> **Problem details**
Check each line of the listing, and copy it if it contains the word "this".

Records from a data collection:
#####

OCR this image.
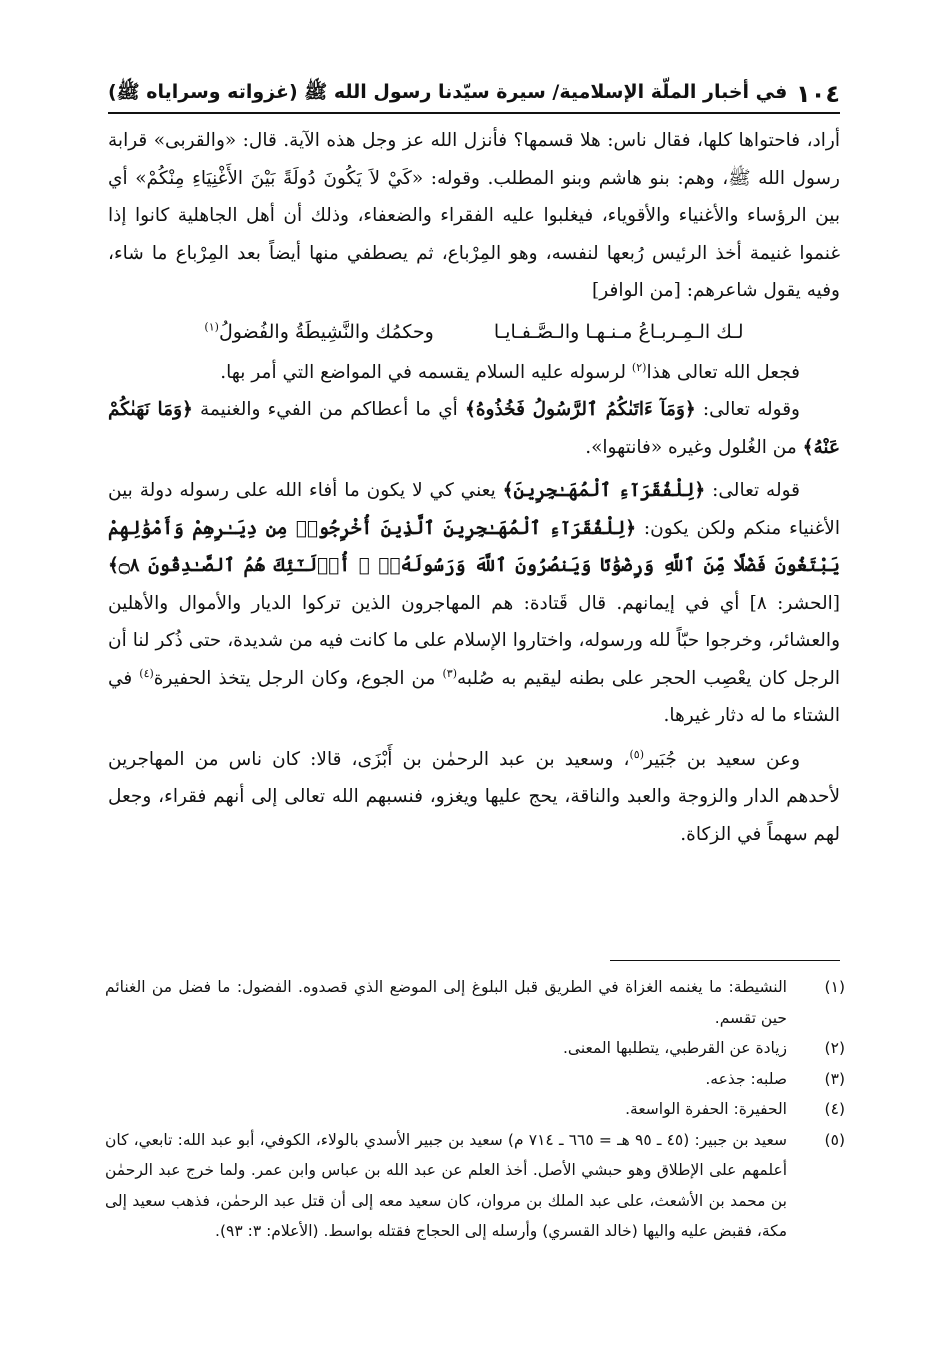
١٠٤
في أخبار الملّة الإسلامية/ سيرة سيّدنا رسول الله ﷺ (غزواته وسراياه ﷺ)

أراد، فاحتواها كلها، فقال ناس: هلا قسمها؟ فأنزل الله عز وجل هذه الآية. قال: «والقربى» قرابة رسول الله ﷺ، وهم: بنو هاشم وبنو المطلب. وقوله: «كَيْ لاَ يَكُونَ دُولَةً بَيْنَ الأَغْنِيَاءِ مِنْكُمْ» أي بين الرؤساء والأغنياء والأقوياء، فيغلبوا عليه الفقراء والضعفاء، وذلك أن أهل الجاهلية كانوا إذا غنموا غنيمة أخذ الرئيس رُبعها لنفسه، وهو المِرْباع، ثم يصطفي منها أيضاً بعد المِرْباع ما شاء، وفيه يقول شاعرهم: [من الوافر]

لـك الـمِـربـاعُ مـنـهـا والـصَّـفـايـا
وحكمُك والنَّشِيطَةُ والفُضولُ$^{(١)}$

فجعل الله تعالى هذا$^{(٢)}$ لرسوله عليه السلام يقسمه في المواضع التي أمر بها.

وقوله تعالى: ﴿وَمَآ ءَاتَىٰكُمُ ٱلرَّسُولُ فَخُذُوهُ﴾ أي ما أعطاكم من الفيء والغنيمة ﴿وَمَا نَهَىٰكُمْ عَنْهُ﴾ من الغُلول وغيره «فانتهوا».

قوله تعالى: ﴿لِلْفُقَرَآءِ ٱلْمُهَـٰجِرِينَ﴾ يعني كي لا يكون ما أفاء الله على رسوله دولة بين الأغنياء منكم ولكن يكون: ﴿لِلْفُقَرَآءِ ٱلْمُهَـٰجِرِينَ ٱلَّذِينَ أُخْرِجُوا۟ مِن دِيَـٰرِهِمْ وَأَمْوَٰلِهِمْ يَبْتَغُونَ فَضْلًا مِّنَ ٱللَّهِ وَرِضْوَٰنًا وَيَنصُرُونَ ٱللَّهَ وَرَسُولَهُۥٓ ۚ أُو۟لَـٰٓئِكَ هُمُ ٱلصَّـٰدِقُونَ ۝٨﴾ [الحشر: ٨] أي في إيمانهم. قال قَتادة: هم المهاجرون الذين تركوا الديار والأموال والأهلين والعشائر، وخرجوا حبّاً لله ورسوله، واختاروا الإسلام على ما كانت فيه من شديدة، حتى ذُكر لنا أن الرجل كان يعْصِب الحجر على بطنه ليقيم به صُلبه$^{(٣)}$ من الجوع، وكان الرجل يتخذ الحفيرة$^{(٤)}$ في الشتاء ما له دثار غيرها.

وعن سعيد بن جُبَير$^{(٥)}$، وسعيد بن عبد الرحمٰن بن أَبْزَى، قالا: كان ناس من المهاجرين لأحدهم الدار والزوجة والعبد والناقة، يحج عليها ويغزو، فنسبهم الله تعالى إلى أنهم فقراء، وجعل لهم سهماً في الزكاة.

(١)
النشيطة: ما يغنمه الغزاة في الطريق قبل البلوغ إلى الموضع الذي قصدوه. الفضول: ما فضل من الغنائم حين تقسم.
(٢)
زيادة عن القرطبي، يتطلبها المعنى.
(٣)
صلبه: جذعه.
(٤)
الحفيرة: الحفرة الواسعة.
(٥)
سعيد بن جبير: (٤٥ ـ ٩٥ هـ = ٦٦٥ ـ ٧١٤ م) سعيد بن جبير الأسدي بالولاء، الكوفي، أبو عبد الله: تابعي، كان أعلمهم على الإطلاق وهو حبشي الأصل. أخذ العلم عن عبد الله بن عباس وابن عمر. ولما خرج عبد الرحمٰن بن محمد بن الأشعث، على عبد الملك بن مروان، كان سعيد معه إلى أن قتل عبد الرحمٰن، فذهب سعيد إلى مكة، فقبض عليه واليها (خالد القسري) وأرسله إلى الحجاج فقتله بواسط. (الأعلام: ٣: ٩٣).
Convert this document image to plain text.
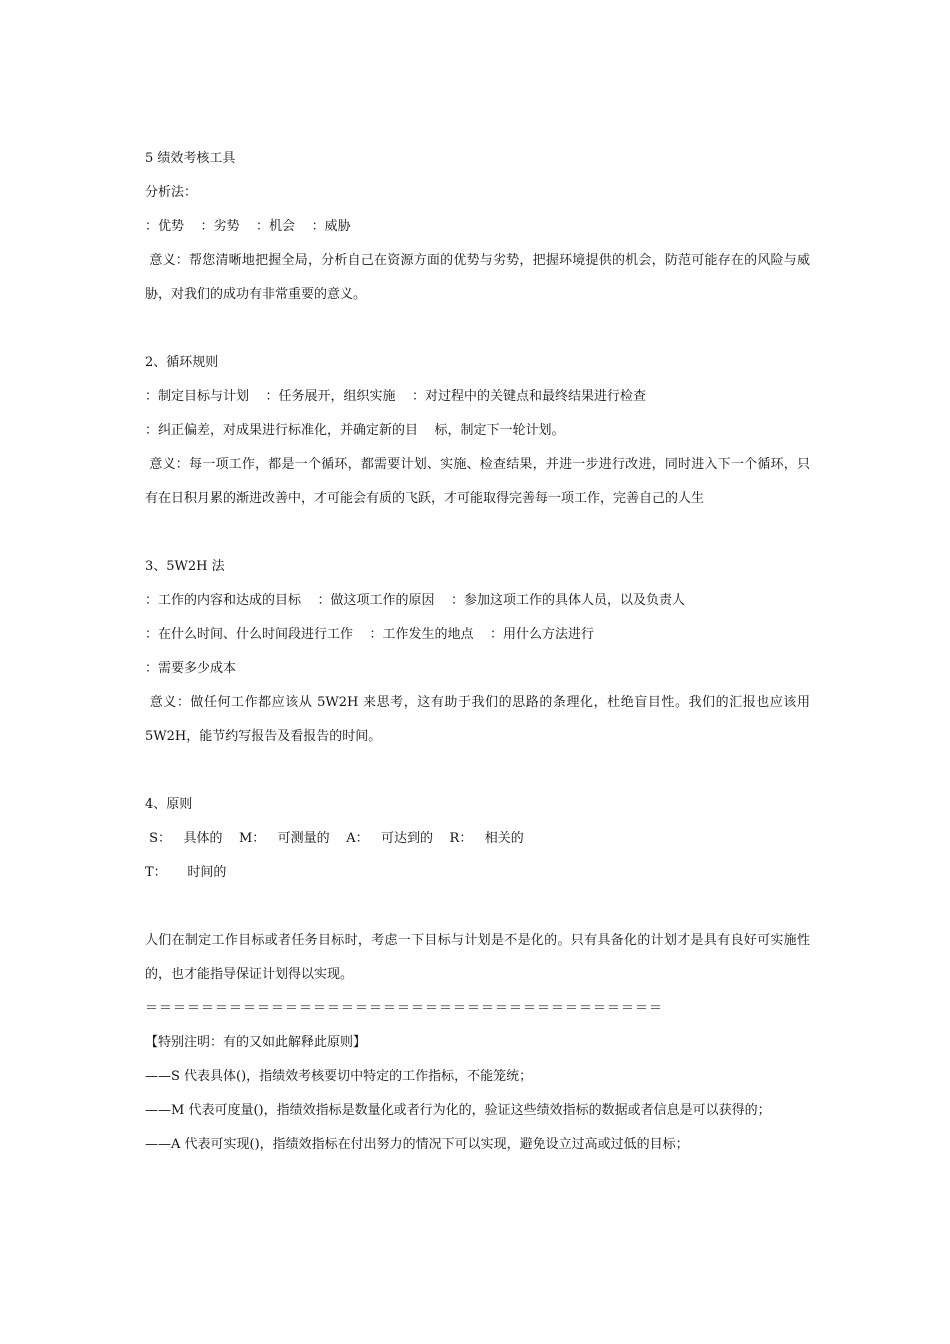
5 绩效考核工具
分析法：
：优势    ：劣势    ：机会    ：威胁
意义：帮您清晰地把握全局，分析自己在资源方面的优势与劣势，把握环境提供的机会，防范可能存在的风险与威胁，对我们的成功有非常重要的意义。
2、循环规则
：制定目标与计划    ：任务展开，组织实施    ：对过程中的关键点和最终结果进行检查
：纠正偏差，对成果进行标准化，并确定新的目    标，制定下一轮计划。
意义：每一项工作，都是一个循环，都需要计划、实施、检查结果，并进一步进行改进，同时进入下一个循环，只有在日积月累的渐进改善中，才可能会有质的飞跃，才可能取得完善每一项工作，完善自己的人生
3、5W2H 法
：工作的内容和达成的目标    ：做这项工作的原因    ：参加这项工作的具体人员，以及负责人
：在什么时间、什么时间段进行工作    ：工作发生的地点    ：用什么方法进行
：需要多少成本
意义：做任何工作都应该从 5W2H 来思考，这有助于我们的思路的条理化，杜绝盲目性。我们的汇报也应该用 5W2H，能节约写报告及看报告的时间。
4、原则
S：   具体的    M：   可测量的    A：   可达到的    R：   相关的
T：     时间的
人们在制定工作目标或者任务目标时，考虑一下目标与计划是不是化的。只有具备化的计划才是具有良好可实施性的，也才能指导保证计划得以实现。
＝＝＝＝＝＝＝＝＝＝＝＝＝＝＝＝＝＝＝＝＝＝＝＝＝＝＝＝＝＝＝＝＝＝＝＝＝
【特别注明：有的又如此解释此原则】
——S 代表具体()，指绩效考核要切中特定的工作指标，不能笼统；
——M 代表可度量()，指绩效指标是数量化或者行为化的，验证这些绩效指标的数据或者信息是可以获得的；
——A 代表可实现()，指绩效指标在付出努力的情况下可以实现，避免设立过高或过低的目标；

#####

> **Reply**
OCR this image.
Convert this document image to plain text.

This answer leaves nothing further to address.